--- start TEXT EXCERPT ---

During Samuel Nicol's visit, the main problem we have studied is how to manage company inspections to deter these companies from adopting dangerous behaviors. This was modeled as a particular Stackelberg game, where $N$ companies benefit from acting badly as long as they are not caught by inspections, and where 1 government agency has to decide which companies to inspect given a limited budget. The expected result is a stochastic strategy (randomly deciding which companies to inspect, with probabilities that depend on the benefits/losses of both types of players). We are working on exploiting particular features of this computationally complex problem to make it more tractable.

#### Solving decentralized stochastic control problems as continuous-state MDPs

Participants : Jilles Dibangoye, Olivier Buffet, François Charpillet.

External collaborators: Christopher Amato (MIT).

Decentralized partially observable Markov decision processes (DEC-POMDPs) are rich models for cooperative decision-making under uncertainty, but are often intractable to solve optimally (NEXP-complete), even using efficient heuristic search algorithms.

State-of-the-art approaches relied on turning a Dec-POMDP into an equivalent deterministic MDP —whose actions at time $t$ correspond to a vector containing one decision rules (/instantaneous policy) per agent— typically solved using a heuristic search algorithm inspired by A*. In recent work (IJCAI'13), we have identified a sufficient statistic of this MDP —an occupancy state, i.e., a probability distribution over possible states and joint histories of the agents— and demonstrated that the value function was piecewise-linear and convex with respect to this statistic. This brings us in the same situation as POMDPs, allowing to generalize the value function from one occupancy state to another and to propose much faster algorithms (also using efficient compression methods).

--- end TEXT EXCERPT ---
--- start RECORDS SHOWN ---

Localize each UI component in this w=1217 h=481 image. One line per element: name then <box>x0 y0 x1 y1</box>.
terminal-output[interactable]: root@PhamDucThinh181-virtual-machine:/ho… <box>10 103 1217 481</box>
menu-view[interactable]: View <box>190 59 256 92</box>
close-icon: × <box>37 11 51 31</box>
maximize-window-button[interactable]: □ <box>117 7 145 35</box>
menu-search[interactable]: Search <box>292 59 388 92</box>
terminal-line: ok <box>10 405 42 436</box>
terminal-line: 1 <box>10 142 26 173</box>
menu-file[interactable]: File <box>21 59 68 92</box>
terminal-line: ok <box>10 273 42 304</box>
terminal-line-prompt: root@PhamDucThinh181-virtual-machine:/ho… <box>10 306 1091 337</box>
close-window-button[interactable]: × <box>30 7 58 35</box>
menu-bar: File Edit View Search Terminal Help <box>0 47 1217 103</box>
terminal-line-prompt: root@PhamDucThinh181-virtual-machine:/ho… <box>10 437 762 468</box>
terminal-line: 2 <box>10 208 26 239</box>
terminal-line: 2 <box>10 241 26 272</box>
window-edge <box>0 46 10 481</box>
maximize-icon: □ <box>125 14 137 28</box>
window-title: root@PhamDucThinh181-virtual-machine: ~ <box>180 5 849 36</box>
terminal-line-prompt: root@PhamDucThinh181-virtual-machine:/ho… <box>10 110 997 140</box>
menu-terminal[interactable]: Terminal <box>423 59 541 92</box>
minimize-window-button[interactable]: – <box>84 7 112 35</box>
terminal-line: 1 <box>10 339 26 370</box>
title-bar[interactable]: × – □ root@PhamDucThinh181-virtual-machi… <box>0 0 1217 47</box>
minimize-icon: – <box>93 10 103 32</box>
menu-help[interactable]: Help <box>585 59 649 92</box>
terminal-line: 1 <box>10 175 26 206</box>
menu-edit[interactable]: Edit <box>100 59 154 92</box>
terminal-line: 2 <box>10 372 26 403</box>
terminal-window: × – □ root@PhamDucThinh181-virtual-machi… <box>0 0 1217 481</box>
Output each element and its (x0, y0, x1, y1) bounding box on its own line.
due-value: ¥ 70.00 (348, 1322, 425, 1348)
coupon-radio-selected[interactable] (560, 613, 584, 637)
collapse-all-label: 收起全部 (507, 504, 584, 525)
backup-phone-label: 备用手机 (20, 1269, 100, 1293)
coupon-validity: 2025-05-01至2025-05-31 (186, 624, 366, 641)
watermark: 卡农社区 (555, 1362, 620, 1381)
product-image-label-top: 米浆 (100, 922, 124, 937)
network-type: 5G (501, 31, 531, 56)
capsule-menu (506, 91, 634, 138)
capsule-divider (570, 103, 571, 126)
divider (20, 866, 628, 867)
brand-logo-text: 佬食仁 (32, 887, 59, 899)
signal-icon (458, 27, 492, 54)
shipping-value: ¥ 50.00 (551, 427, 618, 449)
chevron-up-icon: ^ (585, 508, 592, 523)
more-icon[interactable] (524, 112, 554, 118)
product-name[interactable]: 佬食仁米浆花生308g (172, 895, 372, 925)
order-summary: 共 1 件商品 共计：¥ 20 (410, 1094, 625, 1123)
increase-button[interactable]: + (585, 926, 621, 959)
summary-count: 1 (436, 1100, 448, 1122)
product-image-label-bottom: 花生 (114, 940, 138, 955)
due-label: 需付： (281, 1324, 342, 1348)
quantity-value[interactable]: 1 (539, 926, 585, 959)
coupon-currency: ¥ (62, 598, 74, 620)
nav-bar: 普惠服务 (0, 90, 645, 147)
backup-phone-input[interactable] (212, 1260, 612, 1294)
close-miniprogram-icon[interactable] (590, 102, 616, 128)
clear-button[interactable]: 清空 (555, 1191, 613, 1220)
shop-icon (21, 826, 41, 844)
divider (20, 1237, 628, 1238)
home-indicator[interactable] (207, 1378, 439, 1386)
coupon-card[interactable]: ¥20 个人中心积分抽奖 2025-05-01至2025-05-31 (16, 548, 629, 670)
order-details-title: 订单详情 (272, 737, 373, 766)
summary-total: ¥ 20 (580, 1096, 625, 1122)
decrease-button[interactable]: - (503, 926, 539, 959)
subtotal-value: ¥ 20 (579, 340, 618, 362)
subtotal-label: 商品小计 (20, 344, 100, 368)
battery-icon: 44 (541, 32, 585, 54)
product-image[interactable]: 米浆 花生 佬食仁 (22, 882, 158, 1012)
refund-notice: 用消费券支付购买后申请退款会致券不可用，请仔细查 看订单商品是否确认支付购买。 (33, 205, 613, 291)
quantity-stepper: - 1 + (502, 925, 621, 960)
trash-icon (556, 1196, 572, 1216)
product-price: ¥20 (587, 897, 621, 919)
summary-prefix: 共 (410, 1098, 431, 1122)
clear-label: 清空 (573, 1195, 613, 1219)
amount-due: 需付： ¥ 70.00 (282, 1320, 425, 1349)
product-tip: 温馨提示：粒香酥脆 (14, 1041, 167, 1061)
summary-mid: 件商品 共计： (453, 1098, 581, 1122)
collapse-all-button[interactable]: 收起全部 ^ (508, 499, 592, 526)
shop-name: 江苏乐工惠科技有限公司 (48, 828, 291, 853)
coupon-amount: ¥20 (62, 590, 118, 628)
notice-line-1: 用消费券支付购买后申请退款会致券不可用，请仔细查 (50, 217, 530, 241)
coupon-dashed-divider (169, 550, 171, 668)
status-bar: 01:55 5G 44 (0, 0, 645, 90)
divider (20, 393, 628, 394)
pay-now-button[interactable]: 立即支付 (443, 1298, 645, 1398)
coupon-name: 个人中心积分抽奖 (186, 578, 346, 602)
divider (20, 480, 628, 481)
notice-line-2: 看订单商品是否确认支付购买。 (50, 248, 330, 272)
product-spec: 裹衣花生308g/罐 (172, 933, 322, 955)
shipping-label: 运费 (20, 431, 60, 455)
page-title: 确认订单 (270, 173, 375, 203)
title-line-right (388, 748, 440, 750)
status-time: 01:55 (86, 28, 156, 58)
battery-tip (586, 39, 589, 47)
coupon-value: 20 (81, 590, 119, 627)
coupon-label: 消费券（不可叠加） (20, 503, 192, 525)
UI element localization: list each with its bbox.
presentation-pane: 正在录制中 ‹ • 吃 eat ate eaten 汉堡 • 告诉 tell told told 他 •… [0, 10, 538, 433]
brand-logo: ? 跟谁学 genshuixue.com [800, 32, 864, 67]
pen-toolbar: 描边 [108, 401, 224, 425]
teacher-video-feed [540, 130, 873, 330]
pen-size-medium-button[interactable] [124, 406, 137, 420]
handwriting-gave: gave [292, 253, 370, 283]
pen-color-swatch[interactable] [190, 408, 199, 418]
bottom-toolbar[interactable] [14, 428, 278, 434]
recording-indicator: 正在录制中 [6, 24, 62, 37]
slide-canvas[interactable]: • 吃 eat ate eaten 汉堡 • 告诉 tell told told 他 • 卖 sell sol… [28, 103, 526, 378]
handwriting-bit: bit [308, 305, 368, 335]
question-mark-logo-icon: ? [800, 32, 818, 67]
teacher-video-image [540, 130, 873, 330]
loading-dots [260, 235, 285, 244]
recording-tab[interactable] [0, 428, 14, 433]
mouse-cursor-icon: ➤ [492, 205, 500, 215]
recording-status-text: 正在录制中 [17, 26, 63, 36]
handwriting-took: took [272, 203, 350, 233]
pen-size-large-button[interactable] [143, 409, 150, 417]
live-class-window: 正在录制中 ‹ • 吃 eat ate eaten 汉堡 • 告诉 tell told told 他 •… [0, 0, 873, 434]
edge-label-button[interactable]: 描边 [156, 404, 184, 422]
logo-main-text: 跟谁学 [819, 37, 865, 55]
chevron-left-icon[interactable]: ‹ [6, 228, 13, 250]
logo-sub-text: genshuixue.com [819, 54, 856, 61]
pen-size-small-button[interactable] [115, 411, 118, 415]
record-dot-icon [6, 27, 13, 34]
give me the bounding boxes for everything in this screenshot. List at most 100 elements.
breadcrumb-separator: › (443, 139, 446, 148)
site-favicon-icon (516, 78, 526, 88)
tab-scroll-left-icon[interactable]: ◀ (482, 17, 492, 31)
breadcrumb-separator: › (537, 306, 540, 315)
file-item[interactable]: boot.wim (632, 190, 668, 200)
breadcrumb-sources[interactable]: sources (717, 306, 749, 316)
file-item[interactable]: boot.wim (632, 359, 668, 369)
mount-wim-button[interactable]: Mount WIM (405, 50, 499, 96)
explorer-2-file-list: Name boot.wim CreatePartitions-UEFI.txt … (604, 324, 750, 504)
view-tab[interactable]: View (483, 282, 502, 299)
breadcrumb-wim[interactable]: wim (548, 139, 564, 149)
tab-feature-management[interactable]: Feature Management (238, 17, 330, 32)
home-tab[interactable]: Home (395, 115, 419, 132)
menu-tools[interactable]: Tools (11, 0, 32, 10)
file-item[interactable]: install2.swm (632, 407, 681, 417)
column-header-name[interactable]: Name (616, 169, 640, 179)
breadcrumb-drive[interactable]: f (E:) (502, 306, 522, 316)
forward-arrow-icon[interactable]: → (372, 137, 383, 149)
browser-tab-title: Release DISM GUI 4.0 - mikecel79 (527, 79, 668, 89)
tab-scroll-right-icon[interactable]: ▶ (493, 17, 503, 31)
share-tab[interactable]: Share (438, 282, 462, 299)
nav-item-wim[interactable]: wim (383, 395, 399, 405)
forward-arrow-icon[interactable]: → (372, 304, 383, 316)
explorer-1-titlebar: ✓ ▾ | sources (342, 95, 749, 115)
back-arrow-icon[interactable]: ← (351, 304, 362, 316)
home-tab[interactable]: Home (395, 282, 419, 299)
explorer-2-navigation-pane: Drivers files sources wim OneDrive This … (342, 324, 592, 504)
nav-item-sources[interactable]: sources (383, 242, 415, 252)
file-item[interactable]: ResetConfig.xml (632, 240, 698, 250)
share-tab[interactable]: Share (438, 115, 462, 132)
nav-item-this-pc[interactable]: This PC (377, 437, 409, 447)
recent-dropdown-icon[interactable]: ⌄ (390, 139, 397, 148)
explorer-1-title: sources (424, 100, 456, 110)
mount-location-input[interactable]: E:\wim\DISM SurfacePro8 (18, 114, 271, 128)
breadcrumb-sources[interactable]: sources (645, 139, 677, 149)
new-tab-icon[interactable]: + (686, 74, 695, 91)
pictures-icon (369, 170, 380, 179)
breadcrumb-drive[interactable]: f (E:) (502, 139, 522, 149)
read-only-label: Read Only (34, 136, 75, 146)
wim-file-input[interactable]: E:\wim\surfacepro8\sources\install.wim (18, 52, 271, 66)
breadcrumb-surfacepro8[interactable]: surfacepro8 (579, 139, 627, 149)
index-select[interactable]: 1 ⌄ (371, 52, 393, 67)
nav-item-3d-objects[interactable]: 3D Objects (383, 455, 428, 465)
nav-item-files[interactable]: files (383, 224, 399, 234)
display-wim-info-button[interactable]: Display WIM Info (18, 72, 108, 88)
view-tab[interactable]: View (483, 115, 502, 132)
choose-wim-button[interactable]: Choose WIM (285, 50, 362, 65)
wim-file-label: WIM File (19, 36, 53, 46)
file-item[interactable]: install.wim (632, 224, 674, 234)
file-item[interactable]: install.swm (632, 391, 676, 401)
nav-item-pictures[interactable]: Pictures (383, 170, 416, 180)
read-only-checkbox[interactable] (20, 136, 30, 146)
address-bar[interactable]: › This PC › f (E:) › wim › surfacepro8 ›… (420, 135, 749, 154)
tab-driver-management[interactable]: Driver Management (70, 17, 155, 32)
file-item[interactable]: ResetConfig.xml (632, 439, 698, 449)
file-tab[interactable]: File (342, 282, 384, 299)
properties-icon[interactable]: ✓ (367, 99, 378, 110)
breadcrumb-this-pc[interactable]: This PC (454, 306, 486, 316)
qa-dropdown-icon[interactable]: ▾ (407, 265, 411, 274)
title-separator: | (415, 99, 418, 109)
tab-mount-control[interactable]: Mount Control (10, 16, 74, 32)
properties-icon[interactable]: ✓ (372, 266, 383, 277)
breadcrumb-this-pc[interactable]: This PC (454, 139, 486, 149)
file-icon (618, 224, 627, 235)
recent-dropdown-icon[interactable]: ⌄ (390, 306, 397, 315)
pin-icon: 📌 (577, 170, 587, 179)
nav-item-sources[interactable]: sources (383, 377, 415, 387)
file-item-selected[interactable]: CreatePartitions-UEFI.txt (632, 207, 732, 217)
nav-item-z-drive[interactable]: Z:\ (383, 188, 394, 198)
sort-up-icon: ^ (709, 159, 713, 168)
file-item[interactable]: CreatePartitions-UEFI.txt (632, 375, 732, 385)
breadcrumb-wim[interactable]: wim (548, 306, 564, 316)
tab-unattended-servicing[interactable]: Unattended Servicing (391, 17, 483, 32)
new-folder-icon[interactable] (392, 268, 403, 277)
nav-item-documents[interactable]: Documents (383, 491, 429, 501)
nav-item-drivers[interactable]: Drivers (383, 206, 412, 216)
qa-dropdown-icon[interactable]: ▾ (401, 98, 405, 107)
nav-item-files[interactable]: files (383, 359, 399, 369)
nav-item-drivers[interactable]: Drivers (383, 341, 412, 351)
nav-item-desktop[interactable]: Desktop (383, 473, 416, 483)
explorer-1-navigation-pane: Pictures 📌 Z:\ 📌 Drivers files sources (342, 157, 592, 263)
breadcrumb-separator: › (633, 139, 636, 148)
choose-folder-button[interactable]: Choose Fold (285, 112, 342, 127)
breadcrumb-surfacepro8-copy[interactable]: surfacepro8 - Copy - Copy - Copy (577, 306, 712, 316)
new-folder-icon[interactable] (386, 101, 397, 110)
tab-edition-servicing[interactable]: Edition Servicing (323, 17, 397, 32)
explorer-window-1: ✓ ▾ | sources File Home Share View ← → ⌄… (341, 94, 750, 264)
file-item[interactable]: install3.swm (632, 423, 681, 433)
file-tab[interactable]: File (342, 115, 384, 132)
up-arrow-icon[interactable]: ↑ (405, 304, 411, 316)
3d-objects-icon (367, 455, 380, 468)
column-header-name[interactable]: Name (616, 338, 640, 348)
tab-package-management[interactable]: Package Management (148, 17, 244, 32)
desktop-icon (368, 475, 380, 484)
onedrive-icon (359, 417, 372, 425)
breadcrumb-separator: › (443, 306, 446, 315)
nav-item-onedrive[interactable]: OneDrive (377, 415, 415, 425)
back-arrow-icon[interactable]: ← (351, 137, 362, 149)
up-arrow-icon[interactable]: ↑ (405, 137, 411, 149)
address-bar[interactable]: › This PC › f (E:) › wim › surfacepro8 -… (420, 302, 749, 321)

--- end RECORDS SHOWN ---

> _STATED TASK_
Pick up the report on solving Dec-POMDPs as continuous-state MDPs right after its final sentence and keep writing.

> _RESPONSE TO THIS EXERCISE_
This year, we have further progressed on this line of research.

• A journal paper has been submitted that presents the “occupancy MDP” approach in details.

• In the case of Network-Distributed POMDPs, a particular setting where the relations between agents follow a fixed network topology, we have shown that the value function could be decomposed additively with one value function per neighborhood. This work has been presented at AAMAS'2014 [12] , receiving the conference's best paper award.

• To further scale up the resolution of Dec-POMDPs, we have proposed multiple approximations techniques that can be combined and allow controlling error bounds. This work has been presented at ECML'2014 [13] .